## What the exercise asks
Look through the listing below and give the number of lines that hold "this". Say nothing more.

## Rows from a figure dataset

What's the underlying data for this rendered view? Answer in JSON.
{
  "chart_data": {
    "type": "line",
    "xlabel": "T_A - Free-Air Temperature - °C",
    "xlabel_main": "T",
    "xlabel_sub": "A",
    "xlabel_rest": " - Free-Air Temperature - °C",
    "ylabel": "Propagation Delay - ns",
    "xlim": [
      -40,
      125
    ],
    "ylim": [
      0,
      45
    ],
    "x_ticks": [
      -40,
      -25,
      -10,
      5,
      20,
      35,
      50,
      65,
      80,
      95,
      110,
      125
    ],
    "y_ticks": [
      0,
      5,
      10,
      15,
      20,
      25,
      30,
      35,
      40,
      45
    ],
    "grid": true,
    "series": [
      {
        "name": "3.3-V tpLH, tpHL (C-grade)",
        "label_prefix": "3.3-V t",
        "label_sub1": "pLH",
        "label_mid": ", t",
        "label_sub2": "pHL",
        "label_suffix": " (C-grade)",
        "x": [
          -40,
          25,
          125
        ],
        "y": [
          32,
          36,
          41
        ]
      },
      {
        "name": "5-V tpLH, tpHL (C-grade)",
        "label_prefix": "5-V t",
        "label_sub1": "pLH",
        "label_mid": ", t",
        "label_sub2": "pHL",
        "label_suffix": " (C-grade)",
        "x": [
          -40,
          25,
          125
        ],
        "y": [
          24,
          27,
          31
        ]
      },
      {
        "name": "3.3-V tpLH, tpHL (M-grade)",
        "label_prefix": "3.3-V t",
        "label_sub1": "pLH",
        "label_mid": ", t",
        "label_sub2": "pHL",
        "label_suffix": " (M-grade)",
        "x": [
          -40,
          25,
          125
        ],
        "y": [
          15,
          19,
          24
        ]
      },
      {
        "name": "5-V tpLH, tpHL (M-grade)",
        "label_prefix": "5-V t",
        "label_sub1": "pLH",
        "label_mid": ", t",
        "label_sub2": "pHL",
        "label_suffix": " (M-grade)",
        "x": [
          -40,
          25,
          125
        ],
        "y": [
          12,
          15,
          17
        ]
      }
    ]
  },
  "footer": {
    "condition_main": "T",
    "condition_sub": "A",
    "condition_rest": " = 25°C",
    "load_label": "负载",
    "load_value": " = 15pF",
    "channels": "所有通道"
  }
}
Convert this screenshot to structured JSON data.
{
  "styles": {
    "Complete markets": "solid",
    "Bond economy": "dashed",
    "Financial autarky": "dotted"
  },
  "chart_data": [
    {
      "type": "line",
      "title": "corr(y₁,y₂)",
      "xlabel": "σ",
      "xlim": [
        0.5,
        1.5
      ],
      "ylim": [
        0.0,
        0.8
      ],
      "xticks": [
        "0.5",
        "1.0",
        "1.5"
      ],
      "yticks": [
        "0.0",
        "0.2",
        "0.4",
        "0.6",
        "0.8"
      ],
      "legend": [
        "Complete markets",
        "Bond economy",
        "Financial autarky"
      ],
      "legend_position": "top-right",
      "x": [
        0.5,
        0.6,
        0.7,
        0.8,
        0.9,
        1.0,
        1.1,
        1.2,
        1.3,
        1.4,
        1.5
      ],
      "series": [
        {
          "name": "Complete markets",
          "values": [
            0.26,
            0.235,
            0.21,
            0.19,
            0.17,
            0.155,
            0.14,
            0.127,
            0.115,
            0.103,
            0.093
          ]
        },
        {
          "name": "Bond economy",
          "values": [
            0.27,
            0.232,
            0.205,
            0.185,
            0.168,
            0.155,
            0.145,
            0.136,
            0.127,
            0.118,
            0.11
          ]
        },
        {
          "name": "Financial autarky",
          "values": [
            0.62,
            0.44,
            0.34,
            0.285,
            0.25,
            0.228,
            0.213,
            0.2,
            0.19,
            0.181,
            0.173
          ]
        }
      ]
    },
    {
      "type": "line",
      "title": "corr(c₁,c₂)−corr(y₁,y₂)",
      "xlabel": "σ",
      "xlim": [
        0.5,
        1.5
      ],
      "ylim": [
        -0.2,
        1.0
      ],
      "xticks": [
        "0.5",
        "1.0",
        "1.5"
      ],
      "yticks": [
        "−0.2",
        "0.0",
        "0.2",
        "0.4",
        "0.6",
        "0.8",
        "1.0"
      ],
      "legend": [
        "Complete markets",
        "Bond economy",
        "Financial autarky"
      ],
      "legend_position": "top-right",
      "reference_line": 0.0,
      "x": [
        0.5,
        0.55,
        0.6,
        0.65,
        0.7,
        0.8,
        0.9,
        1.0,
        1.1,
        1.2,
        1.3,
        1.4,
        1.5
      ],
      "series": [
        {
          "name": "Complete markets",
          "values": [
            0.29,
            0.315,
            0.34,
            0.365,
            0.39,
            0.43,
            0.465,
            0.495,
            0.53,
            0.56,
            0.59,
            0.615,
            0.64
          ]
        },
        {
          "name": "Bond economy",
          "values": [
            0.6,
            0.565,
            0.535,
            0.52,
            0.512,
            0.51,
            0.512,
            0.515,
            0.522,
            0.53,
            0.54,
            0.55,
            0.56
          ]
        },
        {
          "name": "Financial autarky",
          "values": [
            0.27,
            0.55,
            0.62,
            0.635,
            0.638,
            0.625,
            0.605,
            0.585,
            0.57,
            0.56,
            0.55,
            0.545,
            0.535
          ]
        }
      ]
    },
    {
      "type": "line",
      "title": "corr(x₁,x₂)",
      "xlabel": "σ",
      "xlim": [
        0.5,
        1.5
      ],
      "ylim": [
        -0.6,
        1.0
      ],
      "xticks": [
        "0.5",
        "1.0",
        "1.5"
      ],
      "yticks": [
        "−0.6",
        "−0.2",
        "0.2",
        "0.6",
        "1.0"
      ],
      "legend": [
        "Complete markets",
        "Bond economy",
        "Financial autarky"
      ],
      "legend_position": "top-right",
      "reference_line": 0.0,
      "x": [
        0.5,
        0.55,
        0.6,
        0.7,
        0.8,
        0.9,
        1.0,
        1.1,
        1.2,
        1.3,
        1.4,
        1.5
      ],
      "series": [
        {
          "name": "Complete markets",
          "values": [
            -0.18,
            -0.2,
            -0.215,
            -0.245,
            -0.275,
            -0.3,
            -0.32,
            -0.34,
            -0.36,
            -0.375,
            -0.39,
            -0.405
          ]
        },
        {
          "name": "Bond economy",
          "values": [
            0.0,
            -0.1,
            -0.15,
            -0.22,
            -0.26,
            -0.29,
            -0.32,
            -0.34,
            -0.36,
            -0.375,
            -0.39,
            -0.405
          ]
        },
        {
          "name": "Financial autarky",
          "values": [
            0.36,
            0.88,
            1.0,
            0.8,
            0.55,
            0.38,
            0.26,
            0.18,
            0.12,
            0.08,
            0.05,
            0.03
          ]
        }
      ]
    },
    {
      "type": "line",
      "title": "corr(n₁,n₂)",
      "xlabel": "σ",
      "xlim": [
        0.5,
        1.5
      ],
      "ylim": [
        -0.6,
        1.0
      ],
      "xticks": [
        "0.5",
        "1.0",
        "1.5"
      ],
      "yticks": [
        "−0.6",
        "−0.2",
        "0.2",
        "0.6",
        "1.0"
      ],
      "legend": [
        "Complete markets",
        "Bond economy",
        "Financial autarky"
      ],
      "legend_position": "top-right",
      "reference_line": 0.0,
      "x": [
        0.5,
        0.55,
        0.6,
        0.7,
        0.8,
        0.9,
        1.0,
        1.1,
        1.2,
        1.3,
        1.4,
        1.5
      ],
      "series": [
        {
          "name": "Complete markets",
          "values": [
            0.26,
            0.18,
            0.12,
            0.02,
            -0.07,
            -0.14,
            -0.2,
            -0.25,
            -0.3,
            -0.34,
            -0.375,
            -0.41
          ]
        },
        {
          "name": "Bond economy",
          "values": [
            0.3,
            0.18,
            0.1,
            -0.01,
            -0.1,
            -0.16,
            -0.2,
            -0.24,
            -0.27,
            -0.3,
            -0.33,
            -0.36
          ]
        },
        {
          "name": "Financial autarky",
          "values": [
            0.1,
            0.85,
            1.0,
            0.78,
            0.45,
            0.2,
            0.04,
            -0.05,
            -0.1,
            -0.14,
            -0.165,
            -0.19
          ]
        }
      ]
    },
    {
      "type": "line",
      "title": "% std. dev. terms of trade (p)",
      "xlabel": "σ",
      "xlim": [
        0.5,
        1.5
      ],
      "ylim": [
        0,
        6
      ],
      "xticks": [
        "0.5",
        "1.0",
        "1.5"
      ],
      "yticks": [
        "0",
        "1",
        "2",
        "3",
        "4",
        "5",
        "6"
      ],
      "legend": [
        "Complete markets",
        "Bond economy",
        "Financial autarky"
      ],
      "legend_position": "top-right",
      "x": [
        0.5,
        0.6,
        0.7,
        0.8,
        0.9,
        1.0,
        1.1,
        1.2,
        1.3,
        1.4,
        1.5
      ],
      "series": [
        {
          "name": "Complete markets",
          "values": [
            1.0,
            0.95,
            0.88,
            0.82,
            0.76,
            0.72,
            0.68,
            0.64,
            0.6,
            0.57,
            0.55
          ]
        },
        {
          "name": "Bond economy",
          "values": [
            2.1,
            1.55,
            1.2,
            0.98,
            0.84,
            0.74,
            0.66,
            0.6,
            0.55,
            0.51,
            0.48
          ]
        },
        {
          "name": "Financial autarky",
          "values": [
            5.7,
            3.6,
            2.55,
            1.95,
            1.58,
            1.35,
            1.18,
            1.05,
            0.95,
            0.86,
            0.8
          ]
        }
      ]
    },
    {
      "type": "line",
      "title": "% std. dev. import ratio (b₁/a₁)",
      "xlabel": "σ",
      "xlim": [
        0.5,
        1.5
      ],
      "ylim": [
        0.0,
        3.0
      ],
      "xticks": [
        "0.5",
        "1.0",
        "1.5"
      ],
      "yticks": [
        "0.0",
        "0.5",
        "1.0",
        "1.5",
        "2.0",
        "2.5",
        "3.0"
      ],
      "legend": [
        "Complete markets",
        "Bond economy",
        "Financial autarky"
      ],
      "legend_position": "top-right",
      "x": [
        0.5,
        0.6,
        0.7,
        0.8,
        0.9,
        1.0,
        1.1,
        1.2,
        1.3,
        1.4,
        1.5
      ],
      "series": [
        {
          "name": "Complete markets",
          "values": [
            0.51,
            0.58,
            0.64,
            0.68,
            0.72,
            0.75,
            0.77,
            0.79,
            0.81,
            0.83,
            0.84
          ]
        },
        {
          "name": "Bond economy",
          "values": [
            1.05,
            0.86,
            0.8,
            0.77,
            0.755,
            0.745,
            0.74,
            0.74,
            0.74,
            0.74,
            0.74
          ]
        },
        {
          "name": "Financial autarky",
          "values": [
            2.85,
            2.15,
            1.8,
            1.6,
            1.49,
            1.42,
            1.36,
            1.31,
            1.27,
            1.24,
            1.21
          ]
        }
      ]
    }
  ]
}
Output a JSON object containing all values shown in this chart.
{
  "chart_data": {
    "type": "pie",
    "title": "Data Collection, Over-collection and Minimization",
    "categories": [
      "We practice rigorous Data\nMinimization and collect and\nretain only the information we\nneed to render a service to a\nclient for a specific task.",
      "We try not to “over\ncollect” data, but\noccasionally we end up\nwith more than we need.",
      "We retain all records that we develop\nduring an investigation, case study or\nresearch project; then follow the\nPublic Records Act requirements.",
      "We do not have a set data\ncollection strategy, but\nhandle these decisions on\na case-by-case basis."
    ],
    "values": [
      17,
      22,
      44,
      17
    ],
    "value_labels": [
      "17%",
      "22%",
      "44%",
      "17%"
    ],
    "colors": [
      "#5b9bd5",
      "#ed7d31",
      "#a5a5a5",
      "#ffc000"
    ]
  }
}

## The reply
3